** START OF DATA TO USE **

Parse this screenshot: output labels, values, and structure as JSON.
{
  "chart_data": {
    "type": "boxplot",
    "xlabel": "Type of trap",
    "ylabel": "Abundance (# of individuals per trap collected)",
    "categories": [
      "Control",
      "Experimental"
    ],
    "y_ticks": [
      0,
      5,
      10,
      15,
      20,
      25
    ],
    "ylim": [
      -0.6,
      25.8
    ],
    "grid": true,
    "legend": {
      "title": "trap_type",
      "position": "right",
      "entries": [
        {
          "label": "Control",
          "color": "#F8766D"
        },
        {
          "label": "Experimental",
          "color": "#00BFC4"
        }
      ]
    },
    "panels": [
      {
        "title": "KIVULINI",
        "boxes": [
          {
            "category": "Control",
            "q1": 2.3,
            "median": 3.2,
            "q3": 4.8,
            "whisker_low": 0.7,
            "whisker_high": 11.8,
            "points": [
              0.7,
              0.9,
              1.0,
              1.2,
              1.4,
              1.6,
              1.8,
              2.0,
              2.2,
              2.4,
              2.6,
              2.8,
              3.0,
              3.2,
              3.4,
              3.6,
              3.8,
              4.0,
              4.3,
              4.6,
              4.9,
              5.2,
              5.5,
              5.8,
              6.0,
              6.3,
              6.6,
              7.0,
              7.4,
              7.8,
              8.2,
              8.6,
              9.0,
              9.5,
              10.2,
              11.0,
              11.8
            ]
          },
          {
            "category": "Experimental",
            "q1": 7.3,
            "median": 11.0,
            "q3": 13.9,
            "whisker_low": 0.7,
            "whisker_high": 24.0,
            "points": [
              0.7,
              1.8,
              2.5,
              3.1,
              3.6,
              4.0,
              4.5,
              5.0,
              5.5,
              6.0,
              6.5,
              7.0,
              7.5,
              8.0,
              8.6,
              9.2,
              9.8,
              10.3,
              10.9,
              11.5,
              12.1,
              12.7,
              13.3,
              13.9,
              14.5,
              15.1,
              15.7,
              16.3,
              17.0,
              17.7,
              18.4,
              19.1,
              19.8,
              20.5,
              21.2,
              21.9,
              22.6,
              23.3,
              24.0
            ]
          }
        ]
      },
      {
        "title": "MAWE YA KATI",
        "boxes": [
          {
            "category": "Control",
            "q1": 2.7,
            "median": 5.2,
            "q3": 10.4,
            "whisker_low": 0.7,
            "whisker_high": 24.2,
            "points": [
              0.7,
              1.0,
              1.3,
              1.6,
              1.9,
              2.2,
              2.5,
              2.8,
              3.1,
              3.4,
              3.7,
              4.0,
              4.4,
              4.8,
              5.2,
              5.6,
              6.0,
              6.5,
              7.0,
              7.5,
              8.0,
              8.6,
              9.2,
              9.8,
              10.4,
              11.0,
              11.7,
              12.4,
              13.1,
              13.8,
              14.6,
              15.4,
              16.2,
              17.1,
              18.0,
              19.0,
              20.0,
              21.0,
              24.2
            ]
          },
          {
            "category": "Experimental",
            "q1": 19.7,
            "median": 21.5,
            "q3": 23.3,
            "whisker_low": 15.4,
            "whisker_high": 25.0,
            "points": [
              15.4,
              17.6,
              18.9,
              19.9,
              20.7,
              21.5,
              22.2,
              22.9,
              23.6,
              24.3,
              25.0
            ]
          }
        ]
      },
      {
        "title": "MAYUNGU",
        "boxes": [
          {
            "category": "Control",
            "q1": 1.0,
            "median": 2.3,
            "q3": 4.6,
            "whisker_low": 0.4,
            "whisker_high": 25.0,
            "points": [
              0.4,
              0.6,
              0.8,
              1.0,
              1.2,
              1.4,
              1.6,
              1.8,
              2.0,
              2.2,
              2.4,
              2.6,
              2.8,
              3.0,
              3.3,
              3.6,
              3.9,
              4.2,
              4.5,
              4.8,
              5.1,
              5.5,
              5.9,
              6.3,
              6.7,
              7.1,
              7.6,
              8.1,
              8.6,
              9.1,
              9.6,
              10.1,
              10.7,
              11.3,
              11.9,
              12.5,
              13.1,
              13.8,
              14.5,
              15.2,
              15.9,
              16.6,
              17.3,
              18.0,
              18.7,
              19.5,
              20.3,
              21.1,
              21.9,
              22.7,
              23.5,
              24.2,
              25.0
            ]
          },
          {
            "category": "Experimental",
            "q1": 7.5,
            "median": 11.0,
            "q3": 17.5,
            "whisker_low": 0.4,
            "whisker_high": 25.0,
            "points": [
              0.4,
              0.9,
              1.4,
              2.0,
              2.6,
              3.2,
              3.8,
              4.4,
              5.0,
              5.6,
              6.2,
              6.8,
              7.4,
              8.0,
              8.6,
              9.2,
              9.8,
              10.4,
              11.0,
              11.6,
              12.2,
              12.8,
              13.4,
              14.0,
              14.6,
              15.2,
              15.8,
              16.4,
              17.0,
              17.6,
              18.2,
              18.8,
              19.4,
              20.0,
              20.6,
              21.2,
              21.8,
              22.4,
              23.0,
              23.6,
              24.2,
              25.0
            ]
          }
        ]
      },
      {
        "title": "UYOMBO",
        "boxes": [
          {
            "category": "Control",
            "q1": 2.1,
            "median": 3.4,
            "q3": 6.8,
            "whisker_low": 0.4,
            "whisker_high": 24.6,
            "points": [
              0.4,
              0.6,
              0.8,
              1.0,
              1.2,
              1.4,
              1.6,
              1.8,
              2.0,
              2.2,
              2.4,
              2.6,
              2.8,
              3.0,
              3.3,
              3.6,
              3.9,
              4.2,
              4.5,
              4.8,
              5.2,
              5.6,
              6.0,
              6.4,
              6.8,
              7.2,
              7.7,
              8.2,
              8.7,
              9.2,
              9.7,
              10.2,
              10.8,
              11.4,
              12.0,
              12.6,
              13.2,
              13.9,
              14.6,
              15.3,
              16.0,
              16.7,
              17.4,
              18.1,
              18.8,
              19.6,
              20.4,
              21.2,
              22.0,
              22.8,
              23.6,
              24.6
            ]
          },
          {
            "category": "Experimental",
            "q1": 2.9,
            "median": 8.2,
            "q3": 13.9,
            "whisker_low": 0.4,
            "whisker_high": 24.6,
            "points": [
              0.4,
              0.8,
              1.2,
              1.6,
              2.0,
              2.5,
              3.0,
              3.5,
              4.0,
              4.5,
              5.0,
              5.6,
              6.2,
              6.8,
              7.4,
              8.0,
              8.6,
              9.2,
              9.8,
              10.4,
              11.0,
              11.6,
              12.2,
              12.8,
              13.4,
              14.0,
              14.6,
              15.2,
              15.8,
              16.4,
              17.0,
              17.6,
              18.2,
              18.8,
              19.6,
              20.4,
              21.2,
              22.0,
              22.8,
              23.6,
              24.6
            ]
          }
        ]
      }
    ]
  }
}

** END OF DATA TO USE **

THE TASK: All of the entries must be quoted exactly; please include each one.

ANSWER BELOW:
Parse this screenshot: output labels, values, and structure as JSON.
{
  "chart_data": {
    "type": "boxplot",
    "xlabel": "Type of trap",
    "ylabel": "Abundance (# of individuals per trap collected)",
    "categories": [
      "Control",
      "Experimental"
    ],
    "y_ticks": [
      0,
      5,
      10,
      15,
      20,
      25
    ],
    "ylim": [
      -0.6,
      25.8
    ],
    "grid": true,
    "legend": {
      "title": "trap_type",
      "position": "right",
      "entries": [
        {
          "label": "Control",
          "color": "#F8766D"
        },
        {
          "label": "Experimental",
          "color": "#00BFC4"
        }
      ]
    },
    "panels": [
      {
        "title": "KIVULINI",
        "boxes": [
          {
            "category": "Control",
            "q1": 2.3,
            "median": 3.2,
            "q3": 4.8,
            "whisker_low": 0.7,
            "whisker_high": 11.8,
            "points": [
              0.7,
              0.9,
              1.0,
              1.2,
              1.4,
              1.6,
              1.8,
              2.0,
              2.2,
              2.4,
              2.6,
              2.8,
              3.0,
              3.2,
              3.4,
              3.6,
              3.8,
              4.0,
              4.3,
              4.6,
              4.9,
              5.2,
              5.5,
              5.8,
              6.0,
              6.3,
              6.6,
              7.0,
              7.4,
              7.8,
              8.2,
              8.6,
              9.0,
              9.5,
              10.2,
              11.0,
              11.8
            ]
          },
          {
            "category": "Experimental",
            "q1": 7.3,
            "median": 11.0,
            "q3": 13.9,
            "whisker_low": 0.7,
            "whisker_high": 24.0,
            "points": [
              0.7,
              1.8,
              2.5,
              3.1,
              3.6,
              4.0,
              4.5,
              5.0,
              5.5,
              6.0,
              6.5,
              7.0,
              7.5,
              8.0,
              8.6,
              9.2,
              9.8,
              10.3,
              10.9,
              11.5,
              12.1,
              12.7,
              13.3,
              13.9,
              14.5,
              15.1,
              15.7,
              16.3,
              17.0,
              17.7,
              18.4,
              19.1,
              19.8,
              20.5,
              21.2,
              21.9,
              22.6,
              23.3,
              24.0
            ]
          }
        ]
      },
      {
        "title": "MAWE YA KATI",
        "boxes": [
          {
            "category": "Control",
            "q1": 2.7,
            "median": 5.2,
            "q3": 10.4,
            "whisker_low": 0.7,
            "whisker_high": 24.2,
            "points": [
              0.7,
              1.0,
              1.3,
              1.6,
              1.9,
              2.2,
              2.5,
              2.8,
              3.1,
              3.4,
              3.7,
              4.0,
              4.4,
              4.8,
              5.2,
              5.6,
              6.0,
              6.5,
              7.0,
              7.5,
              8.0,
              8.6,
              9.2,
              9.8,
              10.4,
              11.0,
              11.7,
              12.4,
              13.1,
              13.8,
              14.6,
              15.4,
              16.2,
              17.1,
              18.0,
              19.0,
              20.0,
              21.0,
              24.2
            ]
          },
          {
            "category": "Experimental",
            "q1": 19.7,
            "median": 21.5,
            "q3": 23.3,
            "whisker_low": 15.4,
            "whisker_high": 25.0,
            "points": [
              15.4,
              17.6,
              18.9,
              19.9,
              20.7,
              21.5,
              22.2,
              22.9,
              23.6,
              24.3,
              25.0
            ]
          }
        ]
      },
      {
        "title": "MAYUNGU",
        "boxes": [
          {
            "category": "Control",
            "q1": 1.0,
            "median": 2.3,
            "q3": 4.6,
            "whisker_low": 0.4,
            "whisker_high": 25.0,
            "points": [
              0.4,
              0.6,
              0.8,
              1.0,
              1.2,
              1.4,
              1.6,
              1.8,
              2.0,
              2.2,
              2.4,
              2.6,
              2.8,
              3.0,
              3.3,
              3.6,
              3.9,
              4.2,
              4.5,
              4.8,
              5.1,
              5.5,
              5.9,
              6.3,
              6.7,
              7.1,
              7.6,
              8.1,
              8.6,
              9.1,
              9.6,
              10.1,
              10.7,
              11.3,
              11.9,
              12.5,
              13.1,
              13.8,
              14.5,
              15.2,
              15.9,
              16.6,
              17.3,
              18.0,
              18.7,
              19.5,
              20.3,
              21.1,
              21.9,
              22.7,
              23.5,
              24.2,
              25.0
            ]
          },
          {
            "category": "Experimental",
            "q1": 7.5,
            "median": 11.0,
            "q3": 17.5,
            "whisker_low": 0.4,
            "whisker_high": 25.0,
            "points": [
              0.4,
              0.9,
              1.4,
              2.0,
              2.6,
              3.2,
              3.8,
              4.4,
              5.0,
              5.6,
              6.2,
              6.8,
              7.4,
              8.0,
              8.6,
              9.2,
              9.8,
              10.4,
              11.0,
              11.6,
              12.2,
              12.8,
              13.4,
              14.0,
              14.6,
              15.2,
              15.8,
              16.4,
              17.0,
              17.6,
              18.2,
              18.8,
              19.4,
              20.0,
              20.6,
              21.2,
              21.8,
              22.4,
              23.0,
              23.6,
              24.2,
              25.0
            ]
          }
        ]
      },
      {
        "title": "UYOMBO",
        "boxes": [
          {
            "category": "Control",
            "q1": 2.1,
            "median": 3.4,
            "q3": 6.8,
            "whisker_low": 0.4,
            "whisker_high": 24.6,
            "points": [
              0.4,
              0.6,
              0.8,
              1.0,
              1.2,
              1.4,
              1.6,
              1.8,
              2.0,
              2.2,
              2.4,
              2.6,
              2.8,
              3.0,
              3.3,
              3.6,
              3.9,
              4.2,
              4.5,
              4.8,
              5.2,
              5.6,
              6.0,
              6.4,
              6.8,
              7.2,
              7.7,
              8.2,
              8.7,
              9.2,
              9.7,
              10.2,
              10.8,
              11.4,
              12.0,
              12.6,
              13.2,
              13.9,
              14.6,
              15.3,
              16.0,
              16.7,
              17.4,
              18.1,
              18.8,
              19.6,
              20.4,
              21.2,
              22.0,
              22.8,
              23.6,
              24.6
            ]
          },
          {
            "category": "Experimental",
            "q1": 2.9,
            "median": 8.2,
            "q3": 13.9,
            "whisker_low": 0.4,
            "whisker_high": 24.6,
            "points": [
              0.4,
              0.8,
              1.2,
              1.6,
              2.0,
              2.5,
              3.0,
              3.5,
              4.0,
              4.5,
              5.0,
              5.6,
              6.2,
              6.8,
              7.4,
              8.0,
              8.6,
              9.2,
              9.8,
              10.4,
              11.0,
              11.6,
              12.2,
              12.8,
              13.4,
              14.0,
              14.6,
              15.2,
              15.8,
              16.4,
              17.0,
              17.6,
              18.2,
              18.8,
              19.6,
              20.4,
              21.2,
              22.0,
              22.8,
              23.6,
              24.6
            ]
          }
        ]
      }
    ]
  }
}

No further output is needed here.